[Start]

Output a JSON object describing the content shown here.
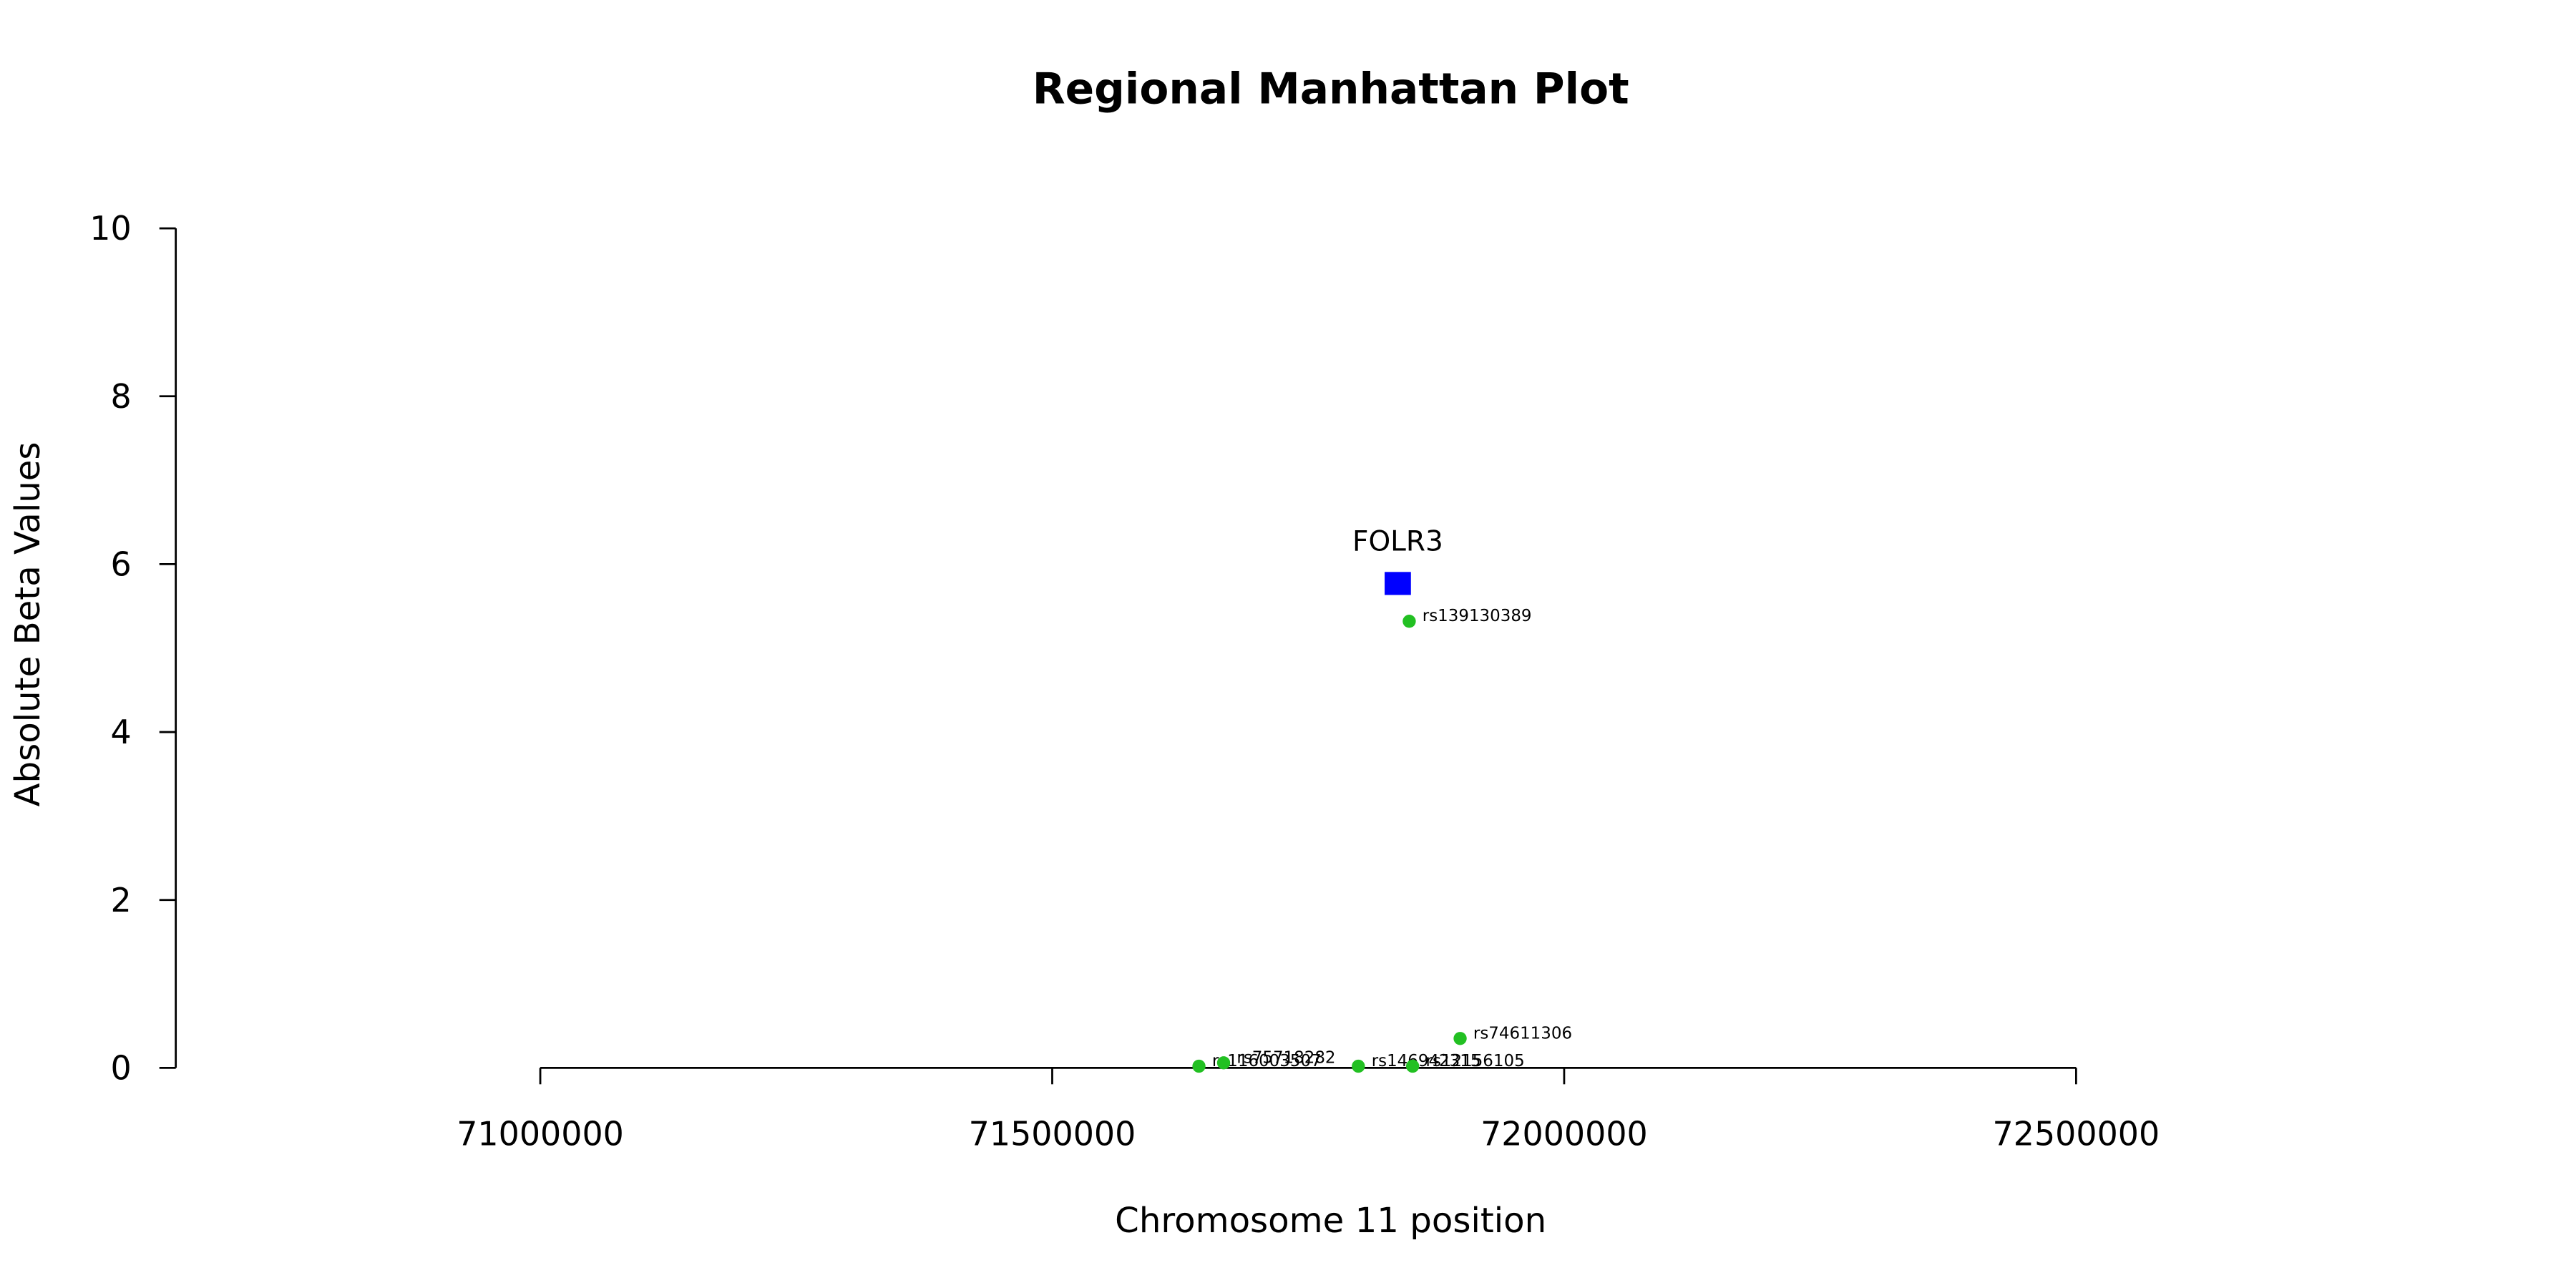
{
  "chart_data": {
    "type": "scatter",
    "title": "Regional Manhattan Plot",
    "x_label": "Chromosome 11 position",
    "y_label": "Absolute Beta Values",
    "xlim": [
      70644000,
      72900000
    ],
    "ylim": [
      0,
      10
    ],
    "xticks": [
      71000000,
      71500000,
      72000000,
      72500000
    ],
    "yticks": [
      0,
      2,
      4,
      6,
      8,
      10
    ],
    "series": [
      {
        "marker": "square",
        "color": "#0000ff",
        "label_position": "above",
        "x": [
          71837500
        ],
        "values": [
          5.77
        ],
        "labels": [
          "FOLR3"
        ]
      },
      {
        "marker": "circle",
        "color": "#22c022",
        "label_position": "right",
        "x": [
          71848700,
          71898400,
          71643300,
          71667400,
          71799000,
          71852000
        ],
        "values": [
          5.32,
          0.35,
          0.02,
          0.06,
          0.02,
          0.02
        ],
        "labels": [
          "rs139130389",
          "rs74611306",
          "rs116003507",
          "rs75718282",
          "rs146942315",
          "rs12156105"
        ]
      }
    ]
  }
}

[End]

Reproduce all the entries that precede this task, word for word, minus any pictures.

Output a JSON object describing the content shown here.
{
  "chart_data": {
    "type": "scatter",
    "title": "Regional Manhattan Plot",
    "x_label": "Chromosome 11 position",
    "y_label": "Absolute Beta Values",
    "xlim": [
      70644000,
      72900000
    ],
    "ylim": [
      0,
      10
    ],
    "xticks": [
      71000000,
      71500000,
      72000000,
      72500000
    ],
    "yticks": [
      0,
      2,
      4,
      6,
      8,
      10
    ],
    "series": [
      {
        "marker": "square",
        "color": "#0000ff",
        "label_position": "above",
        "x": [
          71837500
        ],
        "values": [
          5.77
        ],
        "labels": [
          "FOLR3"
        ]
      },
      {
        "marker": "circle",
        "color": "#22c022",
        "label_position": "right",
        "x": [
          71848700,
          71898400,
          71643300,
          71667400,
          71799000,
          71852000
        ],
        "values": [
          5.32,
          0.35,
          0.02,
          0.06,
          0.02,
          0.02
        ],
        "labels": [
          "rs139130389",
          "rs74611306",
          "rs116003507",
          "rs75718282",
          "rs146942315",
          "rs12156105"
        ]
      }
    ]
  }
}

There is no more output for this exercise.